#### Task prompt
Copy each line of the entries that contains the word "арналған".

(Records contained in a dataset)
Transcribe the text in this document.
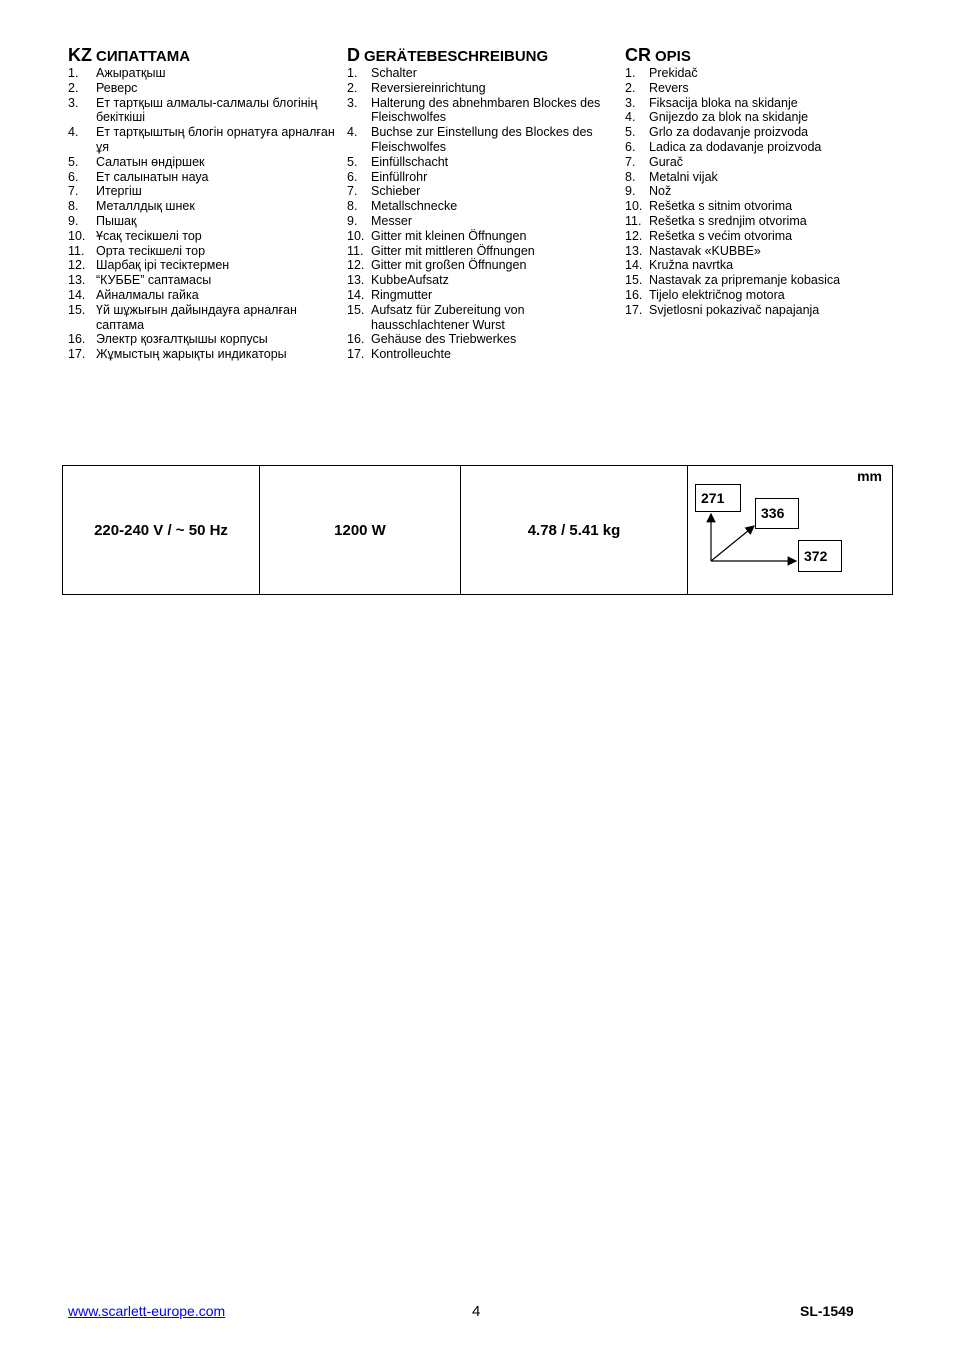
KZ СИПАТТАМА
1.	Ажыратқыш
2.	Реверс
3.	Ет тартқыш алмалы-салмалы блогінің бекіткіші
4.	Ет тартқыштың блогін орнатуға арналған ұя
5.	Салатын өндіршек
6.	Ет салынатын науа
7.	Итергіш
8.	Металлдық шнек
9.	Пышақ
10. Ұсақ тесікшелі тор
11. Орта тесікшелі тор
12. Шарбақ ірі тесіктермен
13. “КУББЕ” саптамасы
14. Айналмалы гайка
15. Үй шұжығын дайындауға арналған саптама
16. Электр қозғалтқышы корпусы
17. Жұмыстың жарықты индикаторы
D GERÄTEBESCHREIBUNG
1.	Schalter
2.	Reversiereinrichtung
3.	Halterung des abnehmbaren Blockes des Fleischwolfes
4.	Buchse zur Einstellung des Blockes des Fleischwolfes
5.	Einfüllschacht
6.	Einfüllrohr
7.	Schieber
8.	Metallschnecke
9.	Messer
10. Gitter mit kleinen Öffnungen
11. Gitter mit mittleren Öffnungen
12. Gitter mit großen Öffnungen
13. KubbeAufsatz
14. Ringmutter
15. Aufsatz für Zubereitung von hausschlachtener Wurst
16. Gehäuse des Triebwerkes
17. Kontrolleuchte
CR OPIS
1.	Prekidač
2.	Revers
3.	Fiksacija bloka na skidanje
4.	Gnijezdo za blok na skidanje
5.	Grlo za dodavanje proizvoda
6.	Ladica za dodavanje proizvoda
7.	Gurač
8.	Metalni vijak
9.	Nož
10. Rešetka s sitnim otvorima
11. Rešetka s srednjim otvorima
12. Rešetka s većim otvorima
13. Nastavak «KUBBE»
14. Kružna navrtka
15. Nastavak za pripremanje kobasica
16. Tijelo električnog motora
17. Svjetlosni pokazivač napajanja
220-240 V / ~ 50 Hz	1200 W	4.78 / 5.41 kg	
mm
271
336
372
www.scarlett-europe.com	4	SL-1549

#### Response to this exercise
4.	Ет тартқыштың блогін орнатуға арналған ұя
15. Үй шұжығын дайындауға арналған саптама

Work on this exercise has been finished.